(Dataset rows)
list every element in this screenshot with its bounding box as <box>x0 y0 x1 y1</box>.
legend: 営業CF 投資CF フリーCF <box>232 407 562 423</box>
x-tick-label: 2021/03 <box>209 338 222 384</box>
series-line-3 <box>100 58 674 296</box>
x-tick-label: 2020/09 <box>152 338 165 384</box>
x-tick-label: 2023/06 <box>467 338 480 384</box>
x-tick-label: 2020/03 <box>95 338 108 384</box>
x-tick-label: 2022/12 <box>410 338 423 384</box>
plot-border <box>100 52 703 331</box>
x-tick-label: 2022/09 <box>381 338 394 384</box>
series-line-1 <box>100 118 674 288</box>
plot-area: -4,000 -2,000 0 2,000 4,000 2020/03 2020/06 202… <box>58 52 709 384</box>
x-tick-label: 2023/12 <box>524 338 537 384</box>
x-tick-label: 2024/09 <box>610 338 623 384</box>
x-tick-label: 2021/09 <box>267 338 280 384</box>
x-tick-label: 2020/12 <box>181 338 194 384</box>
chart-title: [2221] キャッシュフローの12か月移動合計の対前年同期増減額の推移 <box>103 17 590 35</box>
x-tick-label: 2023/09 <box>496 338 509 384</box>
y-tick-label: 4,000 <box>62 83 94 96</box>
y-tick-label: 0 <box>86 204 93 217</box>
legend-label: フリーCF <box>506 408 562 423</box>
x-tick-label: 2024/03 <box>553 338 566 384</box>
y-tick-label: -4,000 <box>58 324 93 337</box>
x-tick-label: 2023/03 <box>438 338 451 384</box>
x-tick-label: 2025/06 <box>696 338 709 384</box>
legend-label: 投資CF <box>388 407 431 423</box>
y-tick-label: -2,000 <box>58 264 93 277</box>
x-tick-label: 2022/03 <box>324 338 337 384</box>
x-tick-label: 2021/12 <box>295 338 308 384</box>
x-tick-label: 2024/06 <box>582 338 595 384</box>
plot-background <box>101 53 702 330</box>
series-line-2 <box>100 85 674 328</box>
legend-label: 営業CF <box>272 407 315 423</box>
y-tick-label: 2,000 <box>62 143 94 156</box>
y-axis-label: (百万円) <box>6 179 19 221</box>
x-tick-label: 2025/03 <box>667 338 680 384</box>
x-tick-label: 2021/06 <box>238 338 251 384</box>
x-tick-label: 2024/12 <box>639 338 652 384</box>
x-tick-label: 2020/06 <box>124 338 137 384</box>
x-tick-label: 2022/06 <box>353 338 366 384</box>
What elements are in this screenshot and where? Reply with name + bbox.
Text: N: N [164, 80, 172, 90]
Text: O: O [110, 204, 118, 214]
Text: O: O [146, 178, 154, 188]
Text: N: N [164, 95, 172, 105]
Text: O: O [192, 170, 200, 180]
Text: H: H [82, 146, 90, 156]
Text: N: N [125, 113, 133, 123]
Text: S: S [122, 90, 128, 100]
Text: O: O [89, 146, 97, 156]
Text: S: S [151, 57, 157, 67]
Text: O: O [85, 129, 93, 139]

▶ [WHAT IS ASKED]: Convert the lines of the data above, from the first line through the line containing "x-tick-label: 2024/03 <box>553", into a JSON list of strings with one string per line and blank lines left out.

▶ [OUTPUT FOR THIS TASK]:
[
  "list every element in this screenshot with its bounding box as <box>x0 y0 x1 y1</box>.",
  "legend: 営業CF 投資CF フリーCF <box>232 407 562 423</box>",
  "x-tick-label: 2021/03 <box>209 338 222 384</box>",
  "series-line-3 <box>100 58 674 296</box>",
  "x-tick-label: 2020/09 <box>152 338 165 384</box>",
  "x-tick-label: 2023/06 <box>467 338 480 384</box>",
  "x-tick-label: 2020/03 <box>95 338 108 384</box>",
  "x-tick-label: 2022/12 <box>410 338 423 384</box>",
  "plot-border <box>100 52 703 331</box>",
  "x-tick-label: 2022/09 <box>381 338 394 384</box>",
  "series-line-1 <box>100 118 674 288</box>",
  "plot-area: -4,000 -2,000 0 2,000 4,000 2020/03 2020/06 202… <box>58 52 709 384</box>",
  "x-tick-label: 2023/12 <box>524 338 537 384</box>",
  "x-tick-label: 2024/09 <box>610 338 623 384</box>",
  "x-tick-label: 2021/09 <box>267 338 280 384</box>",
  "x-tick-label: 2020/12 <box>181 338 194 384</box>",
  "chart-title: [2221] キャッシュフローの12か月移動合計の対前年同期増減額の推移 <box>103 17 590 35</box>",
  "x-tick-label: 2023/09 <box>496 338 509 384</box>",
  "y-tick-label: 4,000 <box>62 83 94 96</box>",
  "y-tick-label: 0 <box>86 204 93 217</box>",
  "legend-label: フリーCF <box>506 408 562 423</box>",
  "x-tick-label: 2024/03 <box>553 338 566 384</box>"
]